[TASK TO COMPLETE] Below is a block of records. Copy every line in it that contains the word "xlabel".

[RECORDS PROVIDED]
================
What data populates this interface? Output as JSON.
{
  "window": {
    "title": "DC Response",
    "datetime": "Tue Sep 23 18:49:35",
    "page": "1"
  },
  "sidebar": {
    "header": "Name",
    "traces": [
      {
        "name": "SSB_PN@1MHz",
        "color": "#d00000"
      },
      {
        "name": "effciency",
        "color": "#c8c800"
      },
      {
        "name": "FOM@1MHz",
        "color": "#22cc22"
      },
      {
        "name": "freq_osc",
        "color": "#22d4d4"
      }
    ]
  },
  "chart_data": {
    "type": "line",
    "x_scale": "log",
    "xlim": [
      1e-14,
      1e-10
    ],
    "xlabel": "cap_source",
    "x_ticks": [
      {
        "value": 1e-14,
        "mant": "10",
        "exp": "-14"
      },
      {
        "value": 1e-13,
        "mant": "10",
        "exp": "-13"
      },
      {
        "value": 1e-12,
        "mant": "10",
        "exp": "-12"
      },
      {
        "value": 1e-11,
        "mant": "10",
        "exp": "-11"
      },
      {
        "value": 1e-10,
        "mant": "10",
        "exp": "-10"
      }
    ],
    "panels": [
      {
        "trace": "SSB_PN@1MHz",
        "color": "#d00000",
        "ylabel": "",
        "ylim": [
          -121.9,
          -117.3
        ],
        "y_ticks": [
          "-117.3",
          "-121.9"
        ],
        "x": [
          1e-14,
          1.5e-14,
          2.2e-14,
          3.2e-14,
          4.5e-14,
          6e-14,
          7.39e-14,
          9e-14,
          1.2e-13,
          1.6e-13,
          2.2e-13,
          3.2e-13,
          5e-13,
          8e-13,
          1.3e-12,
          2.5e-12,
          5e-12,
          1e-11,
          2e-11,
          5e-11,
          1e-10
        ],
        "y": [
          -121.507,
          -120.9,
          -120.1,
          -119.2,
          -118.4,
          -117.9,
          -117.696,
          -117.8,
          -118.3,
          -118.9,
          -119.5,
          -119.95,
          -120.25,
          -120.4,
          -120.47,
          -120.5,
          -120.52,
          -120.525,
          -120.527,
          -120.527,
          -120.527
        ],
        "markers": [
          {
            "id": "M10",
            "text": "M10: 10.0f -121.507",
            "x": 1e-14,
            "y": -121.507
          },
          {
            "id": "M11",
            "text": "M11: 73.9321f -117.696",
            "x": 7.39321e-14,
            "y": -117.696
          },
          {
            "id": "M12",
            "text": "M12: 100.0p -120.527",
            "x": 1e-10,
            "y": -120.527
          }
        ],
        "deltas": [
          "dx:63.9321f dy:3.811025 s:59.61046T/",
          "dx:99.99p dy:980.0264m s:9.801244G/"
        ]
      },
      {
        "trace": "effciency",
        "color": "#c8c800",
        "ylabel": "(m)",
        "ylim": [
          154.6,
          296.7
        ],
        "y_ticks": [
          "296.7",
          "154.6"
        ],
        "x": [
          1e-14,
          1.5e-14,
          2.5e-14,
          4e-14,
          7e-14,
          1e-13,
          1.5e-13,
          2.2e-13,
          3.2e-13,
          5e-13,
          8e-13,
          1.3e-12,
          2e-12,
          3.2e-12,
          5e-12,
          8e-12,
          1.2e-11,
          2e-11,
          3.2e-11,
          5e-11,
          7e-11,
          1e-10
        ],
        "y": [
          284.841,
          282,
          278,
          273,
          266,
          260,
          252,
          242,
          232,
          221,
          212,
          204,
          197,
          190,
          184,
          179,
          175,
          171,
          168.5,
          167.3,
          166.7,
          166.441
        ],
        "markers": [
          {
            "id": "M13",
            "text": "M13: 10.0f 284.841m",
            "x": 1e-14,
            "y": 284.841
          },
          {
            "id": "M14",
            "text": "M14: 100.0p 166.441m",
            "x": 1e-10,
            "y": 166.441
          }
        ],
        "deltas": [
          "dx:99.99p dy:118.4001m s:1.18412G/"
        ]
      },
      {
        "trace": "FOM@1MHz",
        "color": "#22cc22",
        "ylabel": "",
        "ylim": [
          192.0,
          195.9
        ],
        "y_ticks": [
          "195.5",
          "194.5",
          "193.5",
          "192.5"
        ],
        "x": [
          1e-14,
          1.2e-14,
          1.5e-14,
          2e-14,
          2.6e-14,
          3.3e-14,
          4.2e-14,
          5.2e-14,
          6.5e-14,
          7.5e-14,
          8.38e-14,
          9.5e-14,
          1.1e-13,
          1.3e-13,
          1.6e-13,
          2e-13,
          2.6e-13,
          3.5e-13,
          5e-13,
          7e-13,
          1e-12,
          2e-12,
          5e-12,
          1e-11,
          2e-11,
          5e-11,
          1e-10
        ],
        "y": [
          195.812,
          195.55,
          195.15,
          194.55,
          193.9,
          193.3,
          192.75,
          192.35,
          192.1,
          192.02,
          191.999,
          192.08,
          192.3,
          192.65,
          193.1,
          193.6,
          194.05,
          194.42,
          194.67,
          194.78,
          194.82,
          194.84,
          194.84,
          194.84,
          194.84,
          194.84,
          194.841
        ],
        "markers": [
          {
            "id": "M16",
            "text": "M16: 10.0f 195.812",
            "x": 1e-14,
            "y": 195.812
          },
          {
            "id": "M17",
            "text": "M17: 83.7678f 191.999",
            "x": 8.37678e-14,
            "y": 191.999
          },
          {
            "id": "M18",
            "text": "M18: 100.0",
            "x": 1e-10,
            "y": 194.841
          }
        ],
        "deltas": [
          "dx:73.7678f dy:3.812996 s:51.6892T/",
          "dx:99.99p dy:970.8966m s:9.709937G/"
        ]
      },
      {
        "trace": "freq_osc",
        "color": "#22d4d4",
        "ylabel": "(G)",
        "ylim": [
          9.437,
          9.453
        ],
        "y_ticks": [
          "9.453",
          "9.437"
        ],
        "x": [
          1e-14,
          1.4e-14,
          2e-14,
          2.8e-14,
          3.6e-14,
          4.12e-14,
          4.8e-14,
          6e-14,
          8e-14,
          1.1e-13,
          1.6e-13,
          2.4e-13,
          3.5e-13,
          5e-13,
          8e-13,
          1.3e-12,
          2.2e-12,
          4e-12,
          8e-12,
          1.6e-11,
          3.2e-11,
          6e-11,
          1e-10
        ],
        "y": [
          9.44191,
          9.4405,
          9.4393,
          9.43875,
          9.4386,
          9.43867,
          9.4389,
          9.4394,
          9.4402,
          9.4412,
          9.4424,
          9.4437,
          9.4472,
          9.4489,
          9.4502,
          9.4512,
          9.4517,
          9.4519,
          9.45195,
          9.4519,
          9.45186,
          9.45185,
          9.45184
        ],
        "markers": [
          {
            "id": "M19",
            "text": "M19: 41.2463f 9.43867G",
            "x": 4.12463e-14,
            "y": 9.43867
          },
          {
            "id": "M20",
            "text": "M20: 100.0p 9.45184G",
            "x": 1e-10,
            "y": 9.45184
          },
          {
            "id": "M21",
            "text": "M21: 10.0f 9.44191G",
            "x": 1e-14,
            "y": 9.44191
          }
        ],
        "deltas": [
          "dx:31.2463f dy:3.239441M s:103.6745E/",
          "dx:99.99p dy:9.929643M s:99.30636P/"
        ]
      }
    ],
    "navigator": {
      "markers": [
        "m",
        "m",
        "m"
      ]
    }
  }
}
================
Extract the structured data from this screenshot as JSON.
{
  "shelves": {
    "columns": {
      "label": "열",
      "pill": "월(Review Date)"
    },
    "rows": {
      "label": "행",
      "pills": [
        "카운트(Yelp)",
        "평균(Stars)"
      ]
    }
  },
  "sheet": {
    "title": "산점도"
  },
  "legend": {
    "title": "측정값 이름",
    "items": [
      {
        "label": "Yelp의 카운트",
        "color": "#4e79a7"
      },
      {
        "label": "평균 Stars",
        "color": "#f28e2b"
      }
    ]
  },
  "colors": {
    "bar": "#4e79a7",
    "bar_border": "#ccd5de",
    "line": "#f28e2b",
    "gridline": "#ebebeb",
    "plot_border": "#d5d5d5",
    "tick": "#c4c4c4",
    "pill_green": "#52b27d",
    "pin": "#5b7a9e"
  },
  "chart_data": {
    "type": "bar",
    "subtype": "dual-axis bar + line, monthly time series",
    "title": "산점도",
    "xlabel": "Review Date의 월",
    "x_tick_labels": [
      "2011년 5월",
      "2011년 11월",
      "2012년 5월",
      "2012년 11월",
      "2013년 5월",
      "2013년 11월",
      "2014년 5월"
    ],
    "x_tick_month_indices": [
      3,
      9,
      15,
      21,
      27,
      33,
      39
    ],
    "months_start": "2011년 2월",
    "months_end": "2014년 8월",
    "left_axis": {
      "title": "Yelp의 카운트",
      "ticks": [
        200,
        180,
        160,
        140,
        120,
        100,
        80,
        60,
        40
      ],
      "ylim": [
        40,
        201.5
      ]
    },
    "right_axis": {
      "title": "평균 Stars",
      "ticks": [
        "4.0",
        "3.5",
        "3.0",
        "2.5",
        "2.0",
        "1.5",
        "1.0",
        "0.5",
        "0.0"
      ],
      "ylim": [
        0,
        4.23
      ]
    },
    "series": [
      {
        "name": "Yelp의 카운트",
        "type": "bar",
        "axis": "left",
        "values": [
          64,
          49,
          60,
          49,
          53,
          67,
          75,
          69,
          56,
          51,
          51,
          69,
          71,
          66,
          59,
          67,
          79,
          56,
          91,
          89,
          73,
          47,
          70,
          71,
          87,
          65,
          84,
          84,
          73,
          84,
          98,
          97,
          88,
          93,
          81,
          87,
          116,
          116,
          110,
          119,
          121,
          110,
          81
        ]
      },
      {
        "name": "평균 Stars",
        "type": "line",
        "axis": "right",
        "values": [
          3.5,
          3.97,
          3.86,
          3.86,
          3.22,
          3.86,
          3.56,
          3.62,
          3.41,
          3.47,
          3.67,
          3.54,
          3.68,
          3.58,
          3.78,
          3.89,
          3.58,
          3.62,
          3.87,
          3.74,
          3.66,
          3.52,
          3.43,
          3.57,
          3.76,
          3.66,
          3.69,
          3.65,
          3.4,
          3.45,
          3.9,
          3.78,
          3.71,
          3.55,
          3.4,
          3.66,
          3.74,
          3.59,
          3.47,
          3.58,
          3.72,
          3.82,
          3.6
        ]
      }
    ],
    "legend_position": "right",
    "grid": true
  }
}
================
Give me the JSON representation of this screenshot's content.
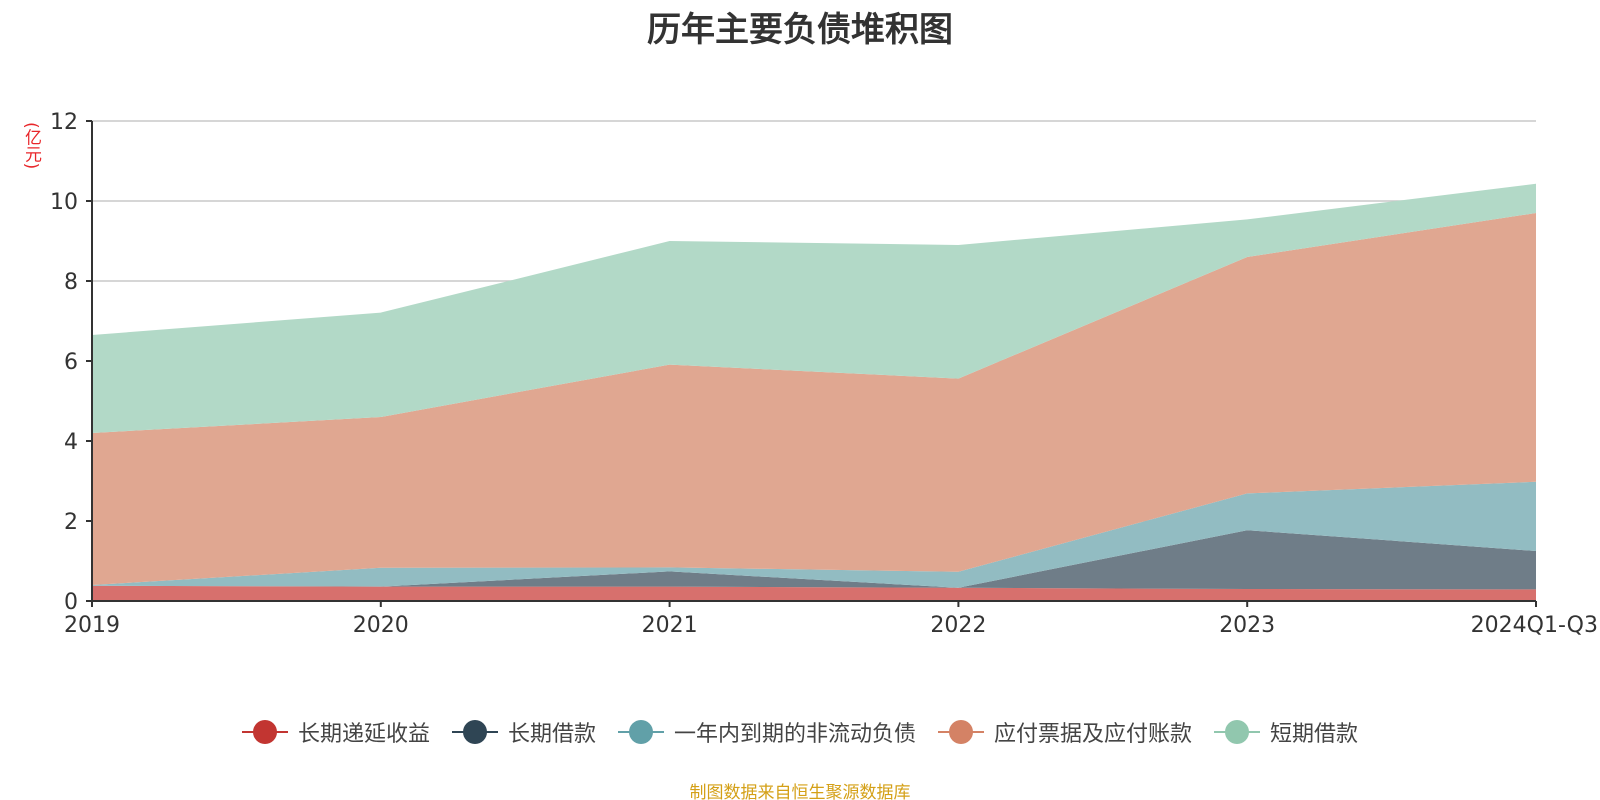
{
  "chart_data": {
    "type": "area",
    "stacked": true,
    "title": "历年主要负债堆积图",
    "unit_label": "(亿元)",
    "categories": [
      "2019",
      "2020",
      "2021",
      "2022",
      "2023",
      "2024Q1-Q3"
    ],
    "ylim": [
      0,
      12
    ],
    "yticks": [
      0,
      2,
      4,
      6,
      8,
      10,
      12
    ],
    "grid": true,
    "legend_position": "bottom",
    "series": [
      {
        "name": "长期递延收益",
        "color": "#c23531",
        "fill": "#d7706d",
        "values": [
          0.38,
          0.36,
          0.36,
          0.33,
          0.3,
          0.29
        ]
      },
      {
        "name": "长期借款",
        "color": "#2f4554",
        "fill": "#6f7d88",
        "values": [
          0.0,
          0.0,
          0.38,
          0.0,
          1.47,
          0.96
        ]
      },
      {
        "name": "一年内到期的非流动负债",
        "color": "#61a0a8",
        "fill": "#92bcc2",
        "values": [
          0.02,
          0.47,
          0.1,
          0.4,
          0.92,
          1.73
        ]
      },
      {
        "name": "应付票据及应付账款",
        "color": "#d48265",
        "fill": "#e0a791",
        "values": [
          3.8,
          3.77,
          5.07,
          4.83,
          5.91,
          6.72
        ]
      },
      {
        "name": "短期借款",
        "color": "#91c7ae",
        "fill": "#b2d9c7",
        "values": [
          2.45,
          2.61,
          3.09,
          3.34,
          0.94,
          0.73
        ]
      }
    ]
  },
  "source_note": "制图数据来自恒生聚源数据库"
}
================
[COMPLETED EXERCISE]
    "xlabel": "cap_source",
    "xlabel": "Review Date의 월",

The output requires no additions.